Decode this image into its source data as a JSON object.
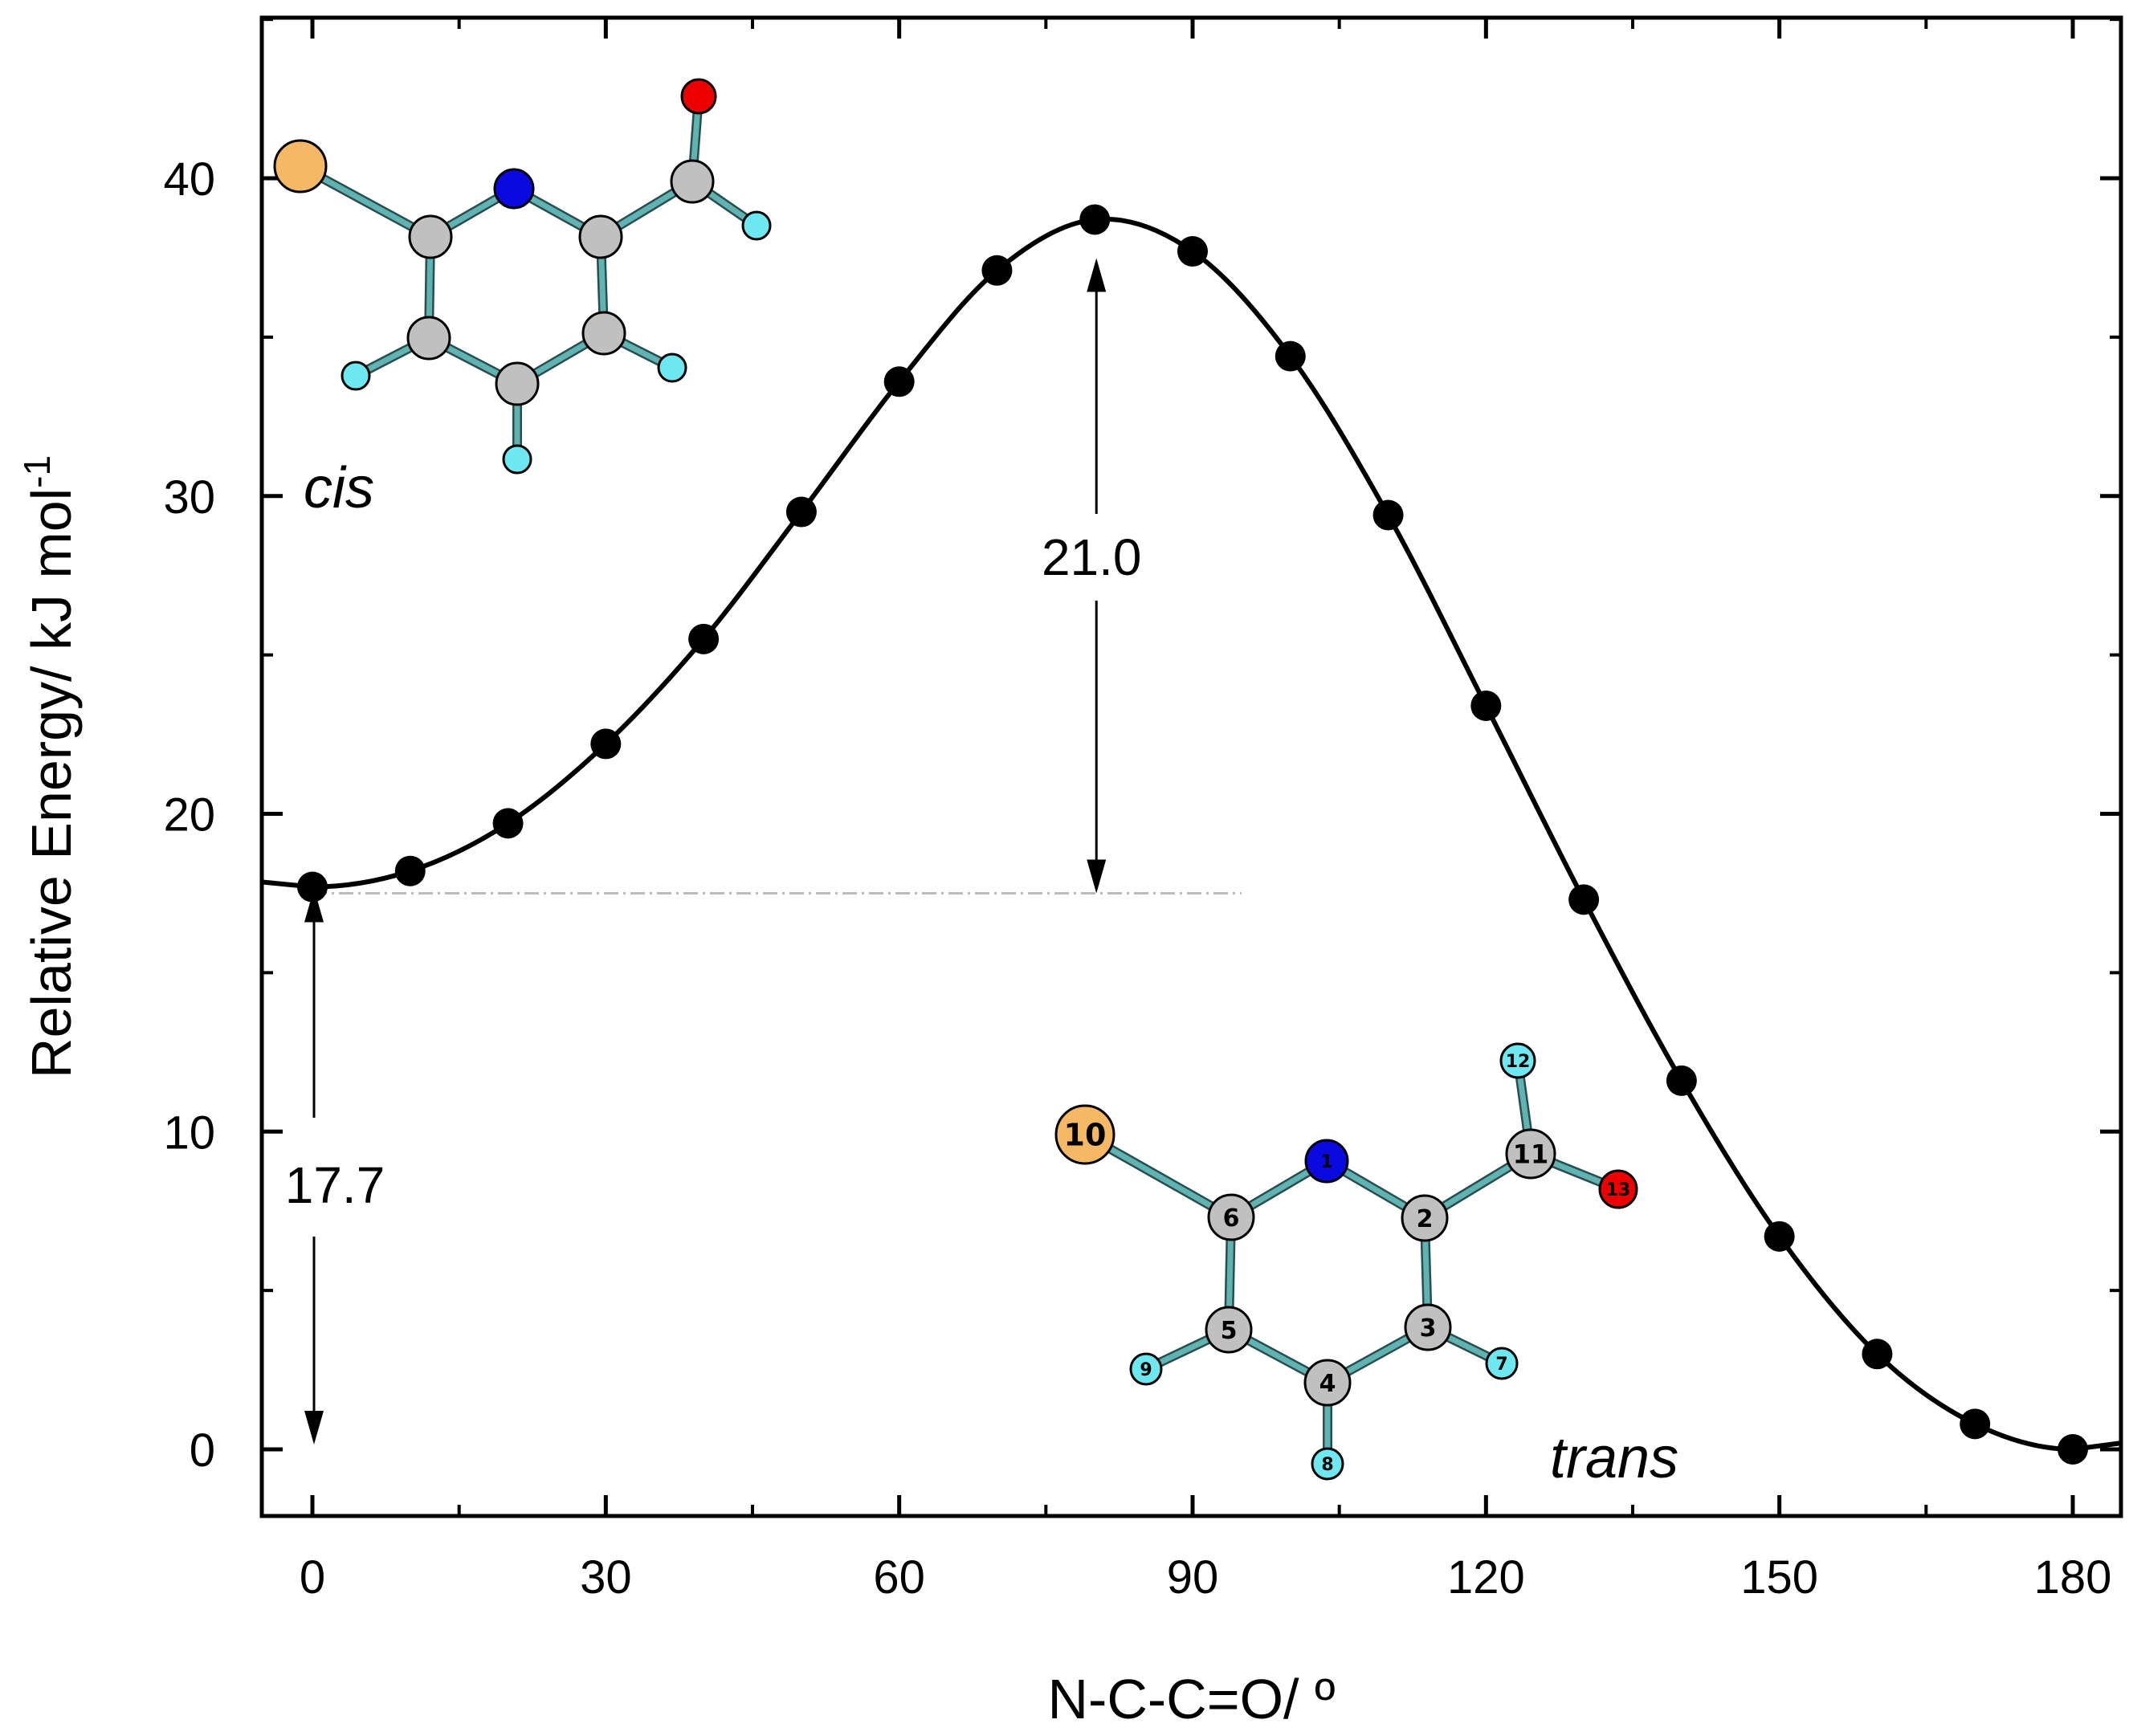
{
  "chart_data": {
    "type": "line",
    "xlabel": "N-C-C=O/ º",
    "ylabel_main": "Relative Energy/ kJ mol",
    "ylabel_sup": "-1",
    "xlim": [
      -5,
      185
    ],
    "ylim": [
      -2,
      45
    ],
    "x_ticks": [
      0,
      30,
      60,
      90,
      120,
      150,
      180
    ],
    "x_tick_labels": [
      "0",
      "30",
      "60",
      "90",
      "120",
      "150",
      "180"
    ],
    "y_ticks": [
      0,
      10,
      20,
      30,
      40
    ],
    "y_tick_labels": [
      "0",
      "10",
      "20",
      "30",
      "40"
    ],
    "grid": false,
    "series": [
      {
        "style": "markers+smooth-line",
        "color": "#000000",
        "points": [
          {
            "x": 0,
            "y": 17.7
          },
          {
            "x": 10,
            "y": 18.2
          },
          {
            "x": 20,
            "y": 19.7
          },
          {
            "x": 30,
            "y": 22.2
          },
          {
            "x": 40,
            "y": 25.5
          },
          {
            "x": 50,
            "y": 29.5
          },
          {
            "x": 60,
            "y": 33.6
          },
          {
            "x": 70,
            "y": 37.1
          },
          {
            "x": 80,
            "y": 38.7
          },
          {
            "x": 90,
            "y": 37.7
          },
          {
            "x": 100,
            "y": 34.4
          },
          {
            "x": 110,
            "y": 29.4
          },
          {
            "x": 120,
            "y": 23.4
          },
          {
            "x": 130,
            "y": 17.3
          },
          {
            "x": 140,
            "y": 11.6
          },
          {
            "x": 150,
            "y": 6.7
          },
          {
            "x": 160,
            "y": 3.0
          },
          {
            "x": 170,
            "y": 0.8
          },
          {
            "x": 180,
            "y": 0.0
          }
        ]
      }
    ],
    "reference_line": {
      "y": 17.5,
      "x_from": 0,
      "x_to": 95,
      "style": "dash-dot",
      "color": "#bbbbbb"
    },
    "annotations": [
      {
        "text": "21.0",
        "x": 80,
        "y_from": 17.5,
        "y_to": 38.7
      },
      {
        "text": "17.7",
        "x": 0,
        "y_from": 0,
        "y_to": 17.7
      }
    ]
  },
  "molecules": {
    "cis_label": "cis",
    "trans_label": "trans",
    "trans_atom_numbers": [
      "1",
      "2",
      "3",
      "4",
      "5",
      "6",
      "7",
      "8",
      "9",
      "10",
      "11",
      "12",
      "13"
    ],
    "colors": {
      "bond": "#5fb3b3",
      "carbon": "#c0c0c0",
      "nitrogen": "#0a0ae0",
      "oxygen": "#ee0000",
      "hydrogen": "#6ee8f0",
      "halogen": "#f5b865"
    }
  }
}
======
Instruction:
In the entries above, find lines with "style" and copy each.

Answer for the task:
        "style": "markers+smooth-line",
      "style": "dash-dot",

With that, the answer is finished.